* **EXERCISE REQUIREMENTS**:
In the rows between the line holding "For every button, label, input, icon, or" and the line holding "app-window: ASCII Renderer", inclusive, replace "interactable" with "clickable". Leave everything else unchanged, and give back only those lines.

* **Item position entries**:

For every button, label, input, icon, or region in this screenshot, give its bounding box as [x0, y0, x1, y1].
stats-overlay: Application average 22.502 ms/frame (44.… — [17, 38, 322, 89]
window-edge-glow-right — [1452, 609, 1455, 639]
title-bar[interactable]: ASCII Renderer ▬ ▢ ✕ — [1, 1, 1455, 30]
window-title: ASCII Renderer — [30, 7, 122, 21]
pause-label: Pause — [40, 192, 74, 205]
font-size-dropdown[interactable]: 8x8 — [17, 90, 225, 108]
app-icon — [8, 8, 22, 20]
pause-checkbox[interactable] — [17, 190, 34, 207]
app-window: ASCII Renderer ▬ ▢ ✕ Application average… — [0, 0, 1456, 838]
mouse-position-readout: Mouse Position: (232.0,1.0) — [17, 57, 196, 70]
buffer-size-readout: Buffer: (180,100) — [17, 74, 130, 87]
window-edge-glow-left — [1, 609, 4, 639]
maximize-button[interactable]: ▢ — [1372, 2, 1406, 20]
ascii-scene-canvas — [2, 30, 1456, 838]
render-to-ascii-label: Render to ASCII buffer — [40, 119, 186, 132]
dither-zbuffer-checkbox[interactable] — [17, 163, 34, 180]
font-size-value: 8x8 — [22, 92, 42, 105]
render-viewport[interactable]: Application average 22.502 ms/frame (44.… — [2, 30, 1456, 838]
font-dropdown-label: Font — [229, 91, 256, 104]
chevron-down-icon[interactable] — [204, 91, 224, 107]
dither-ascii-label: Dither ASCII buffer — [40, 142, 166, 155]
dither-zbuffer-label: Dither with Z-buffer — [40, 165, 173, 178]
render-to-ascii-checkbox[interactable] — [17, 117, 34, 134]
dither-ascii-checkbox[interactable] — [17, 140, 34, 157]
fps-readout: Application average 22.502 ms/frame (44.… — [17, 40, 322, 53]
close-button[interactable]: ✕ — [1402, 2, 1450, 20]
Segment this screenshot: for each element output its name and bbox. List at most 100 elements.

--

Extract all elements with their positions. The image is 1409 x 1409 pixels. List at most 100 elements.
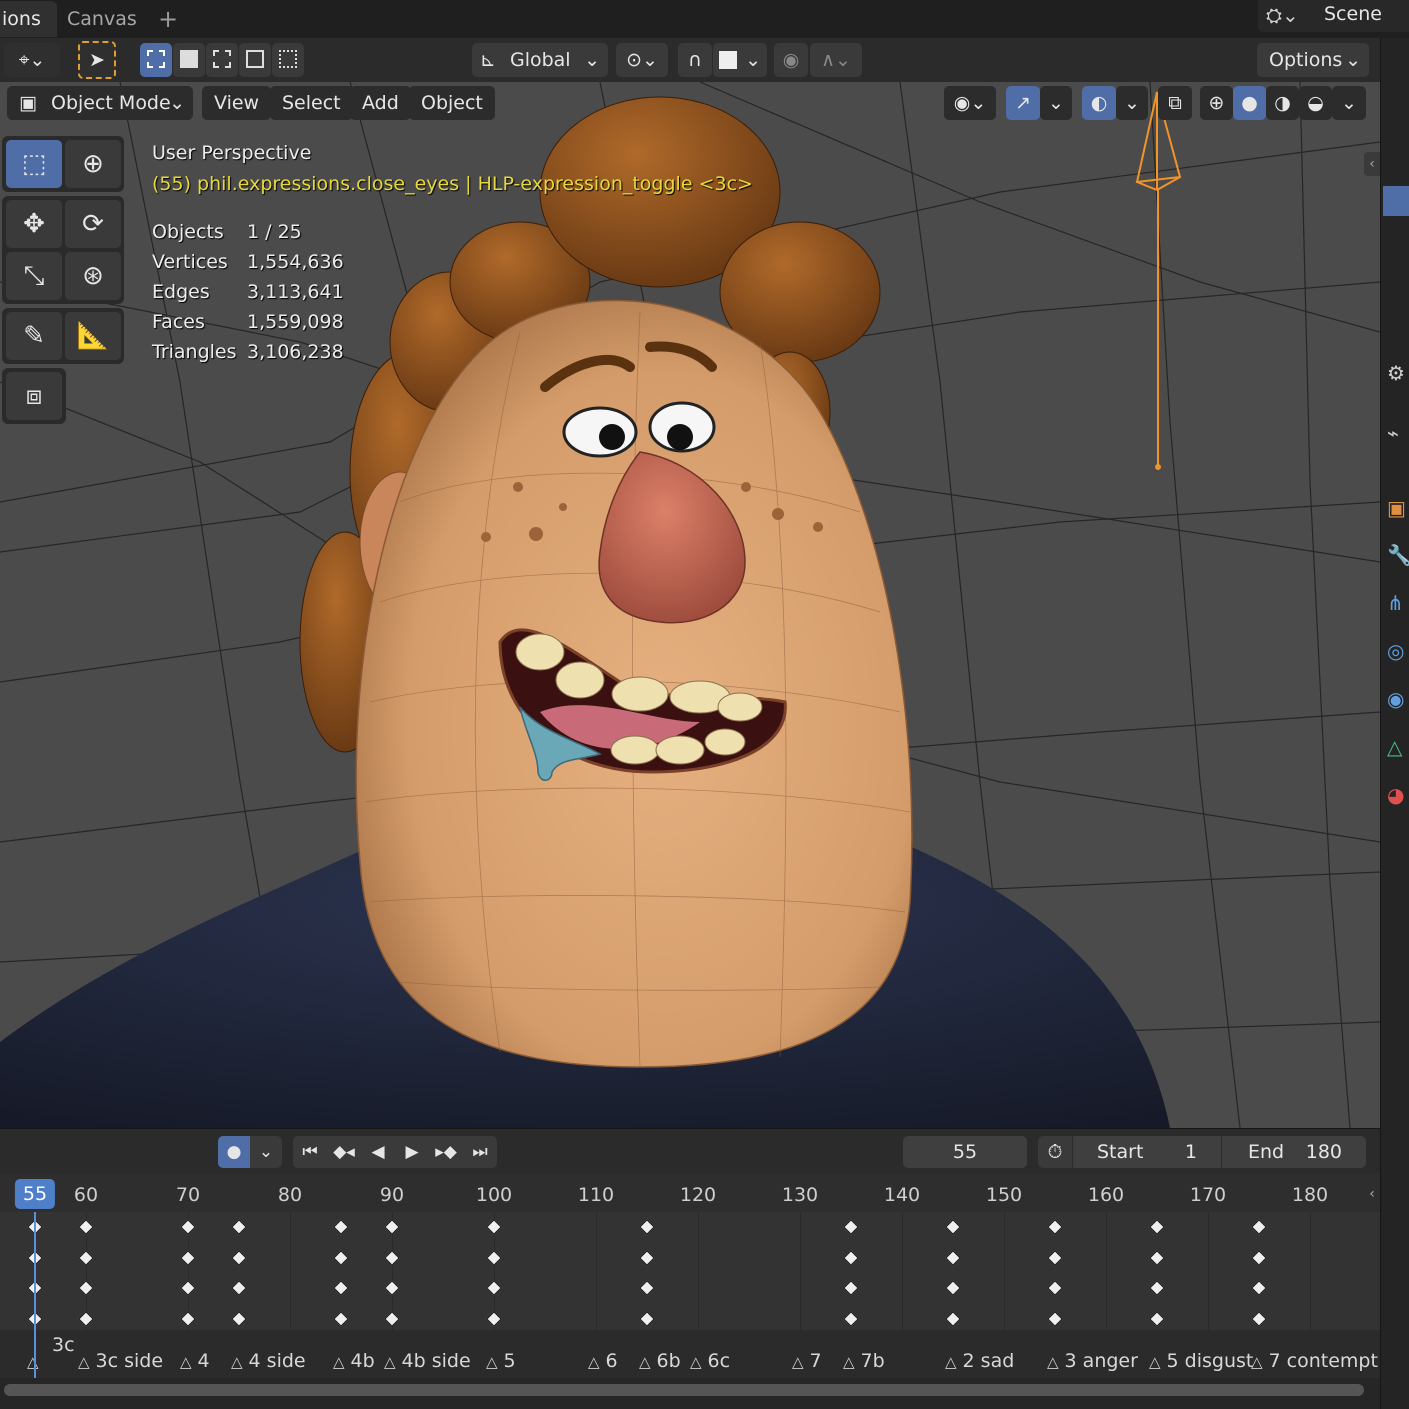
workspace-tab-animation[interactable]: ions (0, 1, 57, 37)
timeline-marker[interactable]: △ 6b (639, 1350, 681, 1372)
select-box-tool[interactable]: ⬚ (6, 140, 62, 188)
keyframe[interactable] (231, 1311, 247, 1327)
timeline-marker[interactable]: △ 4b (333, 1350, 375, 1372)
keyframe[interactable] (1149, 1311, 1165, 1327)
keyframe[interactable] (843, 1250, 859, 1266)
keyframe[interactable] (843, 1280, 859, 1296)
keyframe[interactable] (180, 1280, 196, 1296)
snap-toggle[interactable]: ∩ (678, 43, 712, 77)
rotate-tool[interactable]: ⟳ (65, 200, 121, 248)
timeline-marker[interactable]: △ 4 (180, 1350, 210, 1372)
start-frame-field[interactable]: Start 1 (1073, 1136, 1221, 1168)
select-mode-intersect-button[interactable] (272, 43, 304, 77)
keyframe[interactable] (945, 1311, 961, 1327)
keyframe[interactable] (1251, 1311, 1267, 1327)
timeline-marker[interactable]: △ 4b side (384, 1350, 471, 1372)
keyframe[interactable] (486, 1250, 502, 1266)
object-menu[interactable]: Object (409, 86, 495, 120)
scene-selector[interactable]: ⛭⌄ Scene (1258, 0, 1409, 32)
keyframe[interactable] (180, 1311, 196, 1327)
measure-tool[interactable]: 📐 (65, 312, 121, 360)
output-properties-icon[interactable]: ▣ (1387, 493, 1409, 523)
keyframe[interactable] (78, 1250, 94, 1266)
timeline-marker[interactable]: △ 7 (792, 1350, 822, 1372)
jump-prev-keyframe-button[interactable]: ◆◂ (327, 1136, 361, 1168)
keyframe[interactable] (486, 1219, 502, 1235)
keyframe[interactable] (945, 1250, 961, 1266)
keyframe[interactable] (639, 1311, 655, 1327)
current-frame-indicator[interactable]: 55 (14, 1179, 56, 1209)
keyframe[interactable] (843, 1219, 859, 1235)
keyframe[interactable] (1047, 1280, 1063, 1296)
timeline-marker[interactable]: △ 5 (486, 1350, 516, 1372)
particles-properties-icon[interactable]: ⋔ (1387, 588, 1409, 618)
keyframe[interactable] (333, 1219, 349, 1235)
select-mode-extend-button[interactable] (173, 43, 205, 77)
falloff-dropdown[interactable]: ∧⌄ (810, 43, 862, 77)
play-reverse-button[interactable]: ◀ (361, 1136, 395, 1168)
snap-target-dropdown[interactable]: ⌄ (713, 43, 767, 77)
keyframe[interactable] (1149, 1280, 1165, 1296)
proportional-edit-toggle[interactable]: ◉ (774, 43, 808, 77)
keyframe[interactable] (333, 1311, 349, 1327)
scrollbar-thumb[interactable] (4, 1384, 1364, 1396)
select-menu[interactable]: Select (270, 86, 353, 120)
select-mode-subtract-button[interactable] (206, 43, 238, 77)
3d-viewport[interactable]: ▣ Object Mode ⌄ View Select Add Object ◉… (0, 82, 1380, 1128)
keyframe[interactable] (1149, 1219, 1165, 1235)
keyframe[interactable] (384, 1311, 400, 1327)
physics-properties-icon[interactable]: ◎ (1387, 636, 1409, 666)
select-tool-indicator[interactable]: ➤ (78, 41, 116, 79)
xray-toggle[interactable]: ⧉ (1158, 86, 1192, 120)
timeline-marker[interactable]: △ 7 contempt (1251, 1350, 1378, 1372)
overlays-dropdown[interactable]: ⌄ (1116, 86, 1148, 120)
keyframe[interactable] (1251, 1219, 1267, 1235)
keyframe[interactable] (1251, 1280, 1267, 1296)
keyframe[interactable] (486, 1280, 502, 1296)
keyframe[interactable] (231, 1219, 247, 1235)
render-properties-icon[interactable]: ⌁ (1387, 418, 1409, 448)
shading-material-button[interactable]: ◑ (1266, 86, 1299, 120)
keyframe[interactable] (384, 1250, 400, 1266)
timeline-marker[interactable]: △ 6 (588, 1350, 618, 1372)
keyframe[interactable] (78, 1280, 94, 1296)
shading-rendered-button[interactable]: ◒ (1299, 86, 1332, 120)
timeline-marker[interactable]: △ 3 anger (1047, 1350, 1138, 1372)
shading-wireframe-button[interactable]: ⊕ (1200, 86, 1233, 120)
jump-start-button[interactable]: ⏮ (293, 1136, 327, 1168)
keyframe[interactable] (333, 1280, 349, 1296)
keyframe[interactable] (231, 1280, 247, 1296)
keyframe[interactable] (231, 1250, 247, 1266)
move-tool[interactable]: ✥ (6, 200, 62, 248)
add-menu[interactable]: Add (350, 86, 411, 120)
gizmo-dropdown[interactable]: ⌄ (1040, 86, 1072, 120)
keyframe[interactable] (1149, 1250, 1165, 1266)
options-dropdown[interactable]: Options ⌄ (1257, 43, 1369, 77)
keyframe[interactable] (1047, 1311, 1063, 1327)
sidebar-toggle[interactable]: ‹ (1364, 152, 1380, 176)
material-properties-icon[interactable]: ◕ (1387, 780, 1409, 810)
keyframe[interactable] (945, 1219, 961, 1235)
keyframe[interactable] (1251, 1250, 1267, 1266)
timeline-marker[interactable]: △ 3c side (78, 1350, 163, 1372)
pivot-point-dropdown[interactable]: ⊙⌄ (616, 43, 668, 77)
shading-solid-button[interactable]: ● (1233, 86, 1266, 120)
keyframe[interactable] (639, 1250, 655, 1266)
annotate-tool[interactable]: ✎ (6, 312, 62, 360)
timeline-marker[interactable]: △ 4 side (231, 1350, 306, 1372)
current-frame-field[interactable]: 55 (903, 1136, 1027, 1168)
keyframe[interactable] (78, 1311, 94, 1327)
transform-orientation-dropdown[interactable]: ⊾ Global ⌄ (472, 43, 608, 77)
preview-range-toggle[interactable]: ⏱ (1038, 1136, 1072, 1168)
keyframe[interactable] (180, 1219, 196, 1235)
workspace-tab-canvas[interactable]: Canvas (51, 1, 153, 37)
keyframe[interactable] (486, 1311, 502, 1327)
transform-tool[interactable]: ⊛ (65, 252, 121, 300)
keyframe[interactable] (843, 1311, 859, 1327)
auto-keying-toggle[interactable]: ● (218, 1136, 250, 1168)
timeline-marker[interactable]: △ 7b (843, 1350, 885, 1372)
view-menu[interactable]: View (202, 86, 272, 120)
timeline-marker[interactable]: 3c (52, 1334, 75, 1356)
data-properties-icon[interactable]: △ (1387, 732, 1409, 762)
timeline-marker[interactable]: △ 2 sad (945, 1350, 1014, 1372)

* **SOLVED PROBLEM**:
For every button, label, input, icon, or region in this screenshot, give its bounding box as [x0, y0, x1, y1].
stats-overlay: Application average 22.502 ms/frame (44.… — [17, 38, 322, 89]
window-edge-glow-right — [1452, 609, 1455, 639]
title-bar[clickable]: ASCII Renderer ▬ ▢ ✕ — [1, 1, 1455, 30]
window-title: ASCII Renderer — [30, 7, 122, 21]
pause-label: Pause — [40, 192, 74, 205]
font-size-dropdown[clickable]: 8x8 — [17, 90, 225, 108]
app-icon — [8, 8, 22, 20]
pause-checkbox[clickable] — [17, 190, 34, 207]
app-window: ASCII Renderer ▬ ▢ ✕ Application average… — [0, 0, 1456, 838]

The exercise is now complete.